What to do: Single out the lines that include the word "caption". Copy them.

Saved entries:
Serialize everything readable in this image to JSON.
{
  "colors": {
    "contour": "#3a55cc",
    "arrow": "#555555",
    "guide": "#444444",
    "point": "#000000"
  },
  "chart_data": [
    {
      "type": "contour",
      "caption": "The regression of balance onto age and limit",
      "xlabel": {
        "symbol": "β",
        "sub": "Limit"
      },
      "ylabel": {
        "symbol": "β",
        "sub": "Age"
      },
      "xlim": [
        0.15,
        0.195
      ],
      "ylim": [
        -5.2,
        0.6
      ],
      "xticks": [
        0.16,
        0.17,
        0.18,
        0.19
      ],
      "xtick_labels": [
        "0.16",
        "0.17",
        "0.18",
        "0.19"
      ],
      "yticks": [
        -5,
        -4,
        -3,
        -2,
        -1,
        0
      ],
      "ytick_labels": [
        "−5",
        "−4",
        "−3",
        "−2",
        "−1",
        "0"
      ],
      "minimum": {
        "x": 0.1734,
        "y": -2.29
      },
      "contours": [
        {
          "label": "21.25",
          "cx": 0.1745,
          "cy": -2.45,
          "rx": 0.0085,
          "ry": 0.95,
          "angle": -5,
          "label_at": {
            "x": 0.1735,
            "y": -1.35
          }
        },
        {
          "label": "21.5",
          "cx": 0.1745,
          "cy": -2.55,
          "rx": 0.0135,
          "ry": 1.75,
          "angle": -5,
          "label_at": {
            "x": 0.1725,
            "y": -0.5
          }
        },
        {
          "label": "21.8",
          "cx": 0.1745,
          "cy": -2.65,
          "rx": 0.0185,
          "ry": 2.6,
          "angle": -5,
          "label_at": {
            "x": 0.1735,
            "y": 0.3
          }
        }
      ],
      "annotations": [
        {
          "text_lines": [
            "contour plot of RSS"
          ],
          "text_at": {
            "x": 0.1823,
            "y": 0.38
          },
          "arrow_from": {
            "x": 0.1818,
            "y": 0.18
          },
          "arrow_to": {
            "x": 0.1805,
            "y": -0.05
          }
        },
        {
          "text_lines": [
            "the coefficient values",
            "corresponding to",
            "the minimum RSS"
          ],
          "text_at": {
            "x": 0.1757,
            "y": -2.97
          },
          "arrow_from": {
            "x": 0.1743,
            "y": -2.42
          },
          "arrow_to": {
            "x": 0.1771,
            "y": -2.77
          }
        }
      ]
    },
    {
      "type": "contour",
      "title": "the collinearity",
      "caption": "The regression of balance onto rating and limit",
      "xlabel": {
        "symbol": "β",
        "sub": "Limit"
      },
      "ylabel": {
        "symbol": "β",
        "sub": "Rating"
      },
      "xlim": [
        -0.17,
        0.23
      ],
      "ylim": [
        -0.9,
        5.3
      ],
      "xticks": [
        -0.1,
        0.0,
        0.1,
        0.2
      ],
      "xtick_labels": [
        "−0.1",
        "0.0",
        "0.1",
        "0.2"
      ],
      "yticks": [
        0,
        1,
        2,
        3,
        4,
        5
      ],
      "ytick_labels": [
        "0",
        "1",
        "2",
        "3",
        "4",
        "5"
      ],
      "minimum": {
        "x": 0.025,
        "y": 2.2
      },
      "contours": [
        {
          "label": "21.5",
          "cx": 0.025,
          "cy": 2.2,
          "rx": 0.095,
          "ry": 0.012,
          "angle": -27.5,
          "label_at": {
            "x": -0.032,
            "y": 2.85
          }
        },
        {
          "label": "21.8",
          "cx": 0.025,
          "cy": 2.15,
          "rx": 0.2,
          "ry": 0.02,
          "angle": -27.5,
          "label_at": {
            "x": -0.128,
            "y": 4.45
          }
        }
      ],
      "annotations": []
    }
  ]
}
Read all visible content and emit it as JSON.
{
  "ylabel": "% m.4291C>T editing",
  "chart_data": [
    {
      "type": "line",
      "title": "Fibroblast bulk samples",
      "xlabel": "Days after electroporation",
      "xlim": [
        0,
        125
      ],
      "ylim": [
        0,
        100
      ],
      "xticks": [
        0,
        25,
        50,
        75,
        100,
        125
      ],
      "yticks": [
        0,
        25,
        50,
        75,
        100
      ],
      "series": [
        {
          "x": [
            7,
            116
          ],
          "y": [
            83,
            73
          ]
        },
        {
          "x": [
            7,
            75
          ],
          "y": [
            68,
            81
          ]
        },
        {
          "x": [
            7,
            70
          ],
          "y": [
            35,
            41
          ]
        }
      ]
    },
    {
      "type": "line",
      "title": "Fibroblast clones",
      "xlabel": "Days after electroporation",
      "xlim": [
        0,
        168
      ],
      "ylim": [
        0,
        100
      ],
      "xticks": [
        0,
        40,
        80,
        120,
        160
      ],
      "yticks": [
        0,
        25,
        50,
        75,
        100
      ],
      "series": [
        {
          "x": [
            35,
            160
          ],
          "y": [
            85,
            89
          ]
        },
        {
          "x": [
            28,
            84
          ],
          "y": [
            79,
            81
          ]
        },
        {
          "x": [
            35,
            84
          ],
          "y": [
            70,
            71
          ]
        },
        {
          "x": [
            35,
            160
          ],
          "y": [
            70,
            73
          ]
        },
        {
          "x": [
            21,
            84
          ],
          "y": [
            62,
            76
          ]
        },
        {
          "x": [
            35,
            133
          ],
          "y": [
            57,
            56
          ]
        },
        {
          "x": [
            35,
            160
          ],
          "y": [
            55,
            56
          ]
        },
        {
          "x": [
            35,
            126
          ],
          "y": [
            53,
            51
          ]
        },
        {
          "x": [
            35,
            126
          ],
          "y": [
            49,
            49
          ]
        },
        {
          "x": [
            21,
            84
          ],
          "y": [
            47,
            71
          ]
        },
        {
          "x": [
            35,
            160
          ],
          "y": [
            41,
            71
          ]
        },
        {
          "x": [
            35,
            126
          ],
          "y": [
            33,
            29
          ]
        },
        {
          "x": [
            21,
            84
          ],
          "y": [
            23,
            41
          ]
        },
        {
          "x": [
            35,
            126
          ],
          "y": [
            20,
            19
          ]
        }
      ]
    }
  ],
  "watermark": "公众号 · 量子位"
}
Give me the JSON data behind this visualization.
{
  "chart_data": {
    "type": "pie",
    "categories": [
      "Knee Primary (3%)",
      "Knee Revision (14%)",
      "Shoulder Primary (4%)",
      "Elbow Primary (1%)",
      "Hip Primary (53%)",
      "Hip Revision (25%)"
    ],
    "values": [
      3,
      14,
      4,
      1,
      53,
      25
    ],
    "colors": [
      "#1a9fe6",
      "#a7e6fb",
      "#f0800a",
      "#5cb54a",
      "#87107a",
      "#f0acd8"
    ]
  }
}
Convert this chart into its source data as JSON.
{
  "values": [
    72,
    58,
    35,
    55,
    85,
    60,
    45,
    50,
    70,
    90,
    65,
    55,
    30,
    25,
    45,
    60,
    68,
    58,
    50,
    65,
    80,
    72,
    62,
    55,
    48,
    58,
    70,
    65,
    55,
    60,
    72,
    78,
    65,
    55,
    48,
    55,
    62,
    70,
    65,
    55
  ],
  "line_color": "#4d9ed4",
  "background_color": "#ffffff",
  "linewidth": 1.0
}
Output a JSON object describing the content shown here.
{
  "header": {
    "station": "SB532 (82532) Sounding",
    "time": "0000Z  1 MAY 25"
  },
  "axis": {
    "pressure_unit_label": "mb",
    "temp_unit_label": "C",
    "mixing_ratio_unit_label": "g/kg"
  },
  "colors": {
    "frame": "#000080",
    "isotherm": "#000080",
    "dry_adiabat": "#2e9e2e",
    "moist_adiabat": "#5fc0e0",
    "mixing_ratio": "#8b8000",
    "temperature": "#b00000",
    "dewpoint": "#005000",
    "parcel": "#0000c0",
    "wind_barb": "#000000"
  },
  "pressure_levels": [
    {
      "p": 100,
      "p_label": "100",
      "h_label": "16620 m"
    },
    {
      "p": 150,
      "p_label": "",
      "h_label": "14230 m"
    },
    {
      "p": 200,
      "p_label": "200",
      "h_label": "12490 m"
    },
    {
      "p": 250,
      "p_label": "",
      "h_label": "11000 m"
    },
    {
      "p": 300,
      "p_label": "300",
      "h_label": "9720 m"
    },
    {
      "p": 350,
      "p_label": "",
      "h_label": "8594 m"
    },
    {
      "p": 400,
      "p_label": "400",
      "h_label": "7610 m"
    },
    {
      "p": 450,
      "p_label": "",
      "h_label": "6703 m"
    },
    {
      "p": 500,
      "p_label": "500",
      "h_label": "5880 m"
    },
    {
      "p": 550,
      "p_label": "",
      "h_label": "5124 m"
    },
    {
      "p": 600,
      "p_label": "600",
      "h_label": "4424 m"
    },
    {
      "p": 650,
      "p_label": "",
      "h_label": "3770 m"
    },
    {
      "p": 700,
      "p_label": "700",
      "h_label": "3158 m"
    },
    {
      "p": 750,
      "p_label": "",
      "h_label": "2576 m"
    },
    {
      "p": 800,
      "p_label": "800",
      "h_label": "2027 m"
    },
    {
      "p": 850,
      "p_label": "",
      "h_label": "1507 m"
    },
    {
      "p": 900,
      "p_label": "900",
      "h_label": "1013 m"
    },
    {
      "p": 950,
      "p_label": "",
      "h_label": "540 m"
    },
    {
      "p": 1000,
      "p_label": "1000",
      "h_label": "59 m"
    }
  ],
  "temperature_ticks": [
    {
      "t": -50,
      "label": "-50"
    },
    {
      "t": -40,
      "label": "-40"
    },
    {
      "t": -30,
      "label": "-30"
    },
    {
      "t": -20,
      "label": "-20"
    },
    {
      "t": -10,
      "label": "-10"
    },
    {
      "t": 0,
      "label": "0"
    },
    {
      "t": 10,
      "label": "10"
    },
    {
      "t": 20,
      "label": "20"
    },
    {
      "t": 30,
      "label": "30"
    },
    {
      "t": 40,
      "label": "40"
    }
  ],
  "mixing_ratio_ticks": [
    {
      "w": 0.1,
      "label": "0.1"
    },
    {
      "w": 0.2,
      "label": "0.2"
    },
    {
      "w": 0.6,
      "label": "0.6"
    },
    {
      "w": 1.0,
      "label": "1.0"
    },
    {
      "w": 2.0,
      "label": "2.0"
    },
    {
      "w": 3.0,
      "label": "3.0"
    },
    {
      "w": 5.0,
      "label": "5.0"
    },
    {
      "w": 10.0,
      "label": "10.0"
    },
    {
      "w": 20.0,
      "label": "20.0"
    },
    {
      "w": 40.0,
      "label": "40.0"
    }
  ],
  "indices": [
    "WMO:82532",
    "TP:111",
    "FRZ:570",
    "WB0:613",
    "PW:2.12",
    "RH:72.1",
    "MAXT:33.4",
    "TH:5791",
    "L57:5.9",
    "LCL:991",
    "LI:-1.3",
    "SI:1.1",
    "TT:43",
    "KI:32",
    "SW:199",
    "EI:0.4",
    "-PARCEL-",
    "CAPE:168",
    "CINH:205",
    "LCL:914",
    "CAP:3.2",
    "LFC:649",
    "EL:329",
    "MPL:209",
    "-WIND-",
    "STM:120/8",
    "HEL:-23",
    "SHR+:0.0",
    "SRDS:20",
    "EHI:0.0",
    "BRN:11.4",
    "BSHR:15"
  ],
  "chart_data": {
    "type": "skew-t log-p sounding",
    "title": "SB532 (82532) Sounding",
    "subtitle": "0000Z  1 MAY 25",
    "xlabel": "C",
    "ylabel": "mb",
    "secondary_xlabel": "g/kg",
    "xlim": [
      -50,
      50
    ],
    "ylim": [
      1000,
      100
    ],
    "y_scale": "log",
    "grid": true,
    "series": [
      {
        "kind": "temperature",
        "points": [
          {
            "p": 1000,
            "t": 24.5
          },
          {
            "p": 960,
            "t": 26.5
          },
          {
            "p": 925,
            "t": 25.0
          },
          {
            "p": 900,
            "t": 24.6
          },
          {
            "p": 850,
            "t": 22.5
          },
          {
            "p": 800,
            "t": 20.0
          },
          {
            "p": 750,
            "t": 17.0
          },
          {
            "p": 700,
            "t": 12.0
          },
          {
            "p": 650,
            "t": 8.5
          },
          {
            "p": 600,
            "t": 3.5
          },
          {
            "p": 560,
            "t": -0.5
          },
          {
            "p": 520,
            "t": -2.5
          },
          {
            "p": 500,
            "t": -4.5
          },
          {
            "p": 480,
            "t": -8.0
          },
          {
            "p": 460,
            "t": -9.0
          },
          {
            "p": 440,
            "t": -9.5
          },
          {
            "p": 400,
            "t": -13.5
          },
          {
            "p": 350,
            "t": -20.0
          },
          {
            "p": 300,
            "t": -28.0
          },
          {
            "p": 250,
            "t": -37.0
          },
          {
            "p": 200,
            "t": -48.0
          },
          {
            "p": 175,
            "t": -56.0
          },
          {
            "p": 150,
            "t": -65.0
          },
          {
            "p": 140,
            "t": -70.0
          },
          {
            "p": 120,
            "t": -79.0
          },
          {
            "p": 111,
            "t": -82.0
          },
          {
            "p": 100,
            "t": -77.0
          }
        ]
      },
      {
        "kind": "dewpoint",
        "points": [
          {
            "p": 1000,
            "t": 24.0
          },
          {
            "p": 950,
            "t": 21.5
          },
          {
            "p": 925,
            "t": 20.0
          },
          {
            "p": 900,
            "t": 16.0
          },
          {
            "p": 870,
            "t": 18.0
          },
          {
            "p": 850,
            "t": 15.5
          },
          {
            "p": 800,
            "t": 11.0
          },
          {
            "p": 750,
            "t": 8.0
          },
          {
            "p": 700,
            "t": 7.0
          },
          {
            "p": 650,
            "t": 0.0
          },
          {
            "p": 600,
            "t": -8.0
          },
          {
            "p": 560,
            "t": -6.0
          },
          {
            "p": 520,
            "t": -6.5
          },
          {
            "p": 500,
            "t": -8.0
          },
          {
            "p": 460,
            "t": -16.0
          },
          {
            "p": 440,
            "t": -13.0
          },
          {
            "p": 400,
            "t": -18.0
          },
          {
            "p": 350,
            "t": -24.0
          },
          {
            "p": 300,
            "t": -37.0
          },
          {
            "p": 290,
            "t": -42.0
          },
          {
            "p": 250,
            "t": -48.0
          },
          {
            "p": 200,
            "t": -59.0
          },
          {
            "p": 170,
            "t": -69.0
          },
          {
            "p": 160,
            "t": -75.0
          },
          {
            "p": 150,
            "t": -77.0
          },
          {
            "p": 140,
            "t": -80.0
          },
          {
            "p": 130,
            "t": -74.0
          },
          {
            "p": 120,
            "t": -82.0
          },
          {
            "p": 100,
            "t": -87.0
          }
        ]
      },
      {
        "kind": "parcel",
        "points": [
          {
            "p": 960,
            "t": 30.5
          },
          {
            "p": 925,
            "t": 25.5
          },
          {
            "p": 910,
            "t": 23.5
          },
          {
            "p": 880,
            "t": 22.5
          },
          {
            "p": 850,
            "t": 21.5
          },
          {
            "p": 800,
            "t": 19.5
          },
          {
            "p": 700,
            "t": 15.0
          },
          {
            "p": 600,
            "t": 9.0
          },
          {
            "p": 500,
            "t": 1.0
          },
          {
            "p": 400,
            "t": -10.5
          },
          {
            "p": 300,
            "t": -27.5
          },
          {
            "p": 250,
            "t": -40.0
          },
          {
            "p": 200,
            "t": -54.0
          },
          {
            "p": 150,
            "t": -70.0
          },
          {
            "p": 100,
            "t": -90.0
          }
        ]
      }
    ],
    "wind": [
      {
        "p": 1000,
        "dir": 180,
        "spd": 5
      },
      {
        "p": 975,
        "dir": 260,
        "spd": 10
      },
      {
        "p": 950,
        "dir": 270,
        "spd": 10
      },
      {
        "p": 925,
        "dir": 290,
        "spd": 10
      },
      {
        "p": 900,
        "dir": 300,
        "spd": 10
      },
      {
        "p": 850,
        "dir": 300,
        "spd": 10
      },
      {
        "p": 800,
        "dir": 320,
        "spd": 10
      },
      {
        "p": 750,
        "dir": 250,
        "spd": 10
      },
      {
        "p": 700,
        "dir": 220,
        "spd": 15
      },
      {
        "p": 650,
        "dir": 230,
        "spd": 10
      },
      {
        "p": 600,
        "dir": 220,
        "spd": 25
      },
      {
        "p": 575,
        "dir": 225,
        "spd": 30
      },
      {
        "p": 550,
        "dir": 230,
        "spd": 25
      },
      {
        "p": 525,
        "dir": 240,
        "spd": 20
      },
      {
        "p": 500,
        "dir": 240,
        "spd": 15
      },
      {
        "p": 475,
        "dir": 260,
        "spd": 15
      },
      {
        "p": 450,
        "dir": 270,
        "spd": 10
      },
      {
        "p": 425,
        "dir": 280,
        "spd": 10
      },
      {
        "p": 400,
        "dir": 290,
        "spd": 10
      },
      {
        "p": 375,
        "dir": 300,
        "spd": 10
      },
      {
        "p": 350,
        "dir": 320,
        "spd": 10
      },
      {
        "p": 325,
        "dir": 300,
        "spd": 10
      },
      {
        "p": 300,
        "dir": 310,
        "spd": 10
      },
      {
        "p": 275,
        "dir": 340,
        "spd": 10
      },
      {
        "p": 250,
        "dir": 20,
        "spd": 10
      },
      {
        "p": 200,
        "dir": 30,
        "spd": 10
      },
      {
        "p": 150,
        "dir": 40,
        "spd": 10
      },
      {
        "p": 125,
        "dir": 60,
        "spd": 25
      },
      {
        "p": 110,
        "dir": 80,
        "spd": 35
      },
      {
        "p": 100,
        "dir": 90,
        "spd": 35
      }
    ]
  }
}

Written reply:
      "caption": "The regression of balance onto age and limit",
      "caption": "The regression of balance onto rating and limit",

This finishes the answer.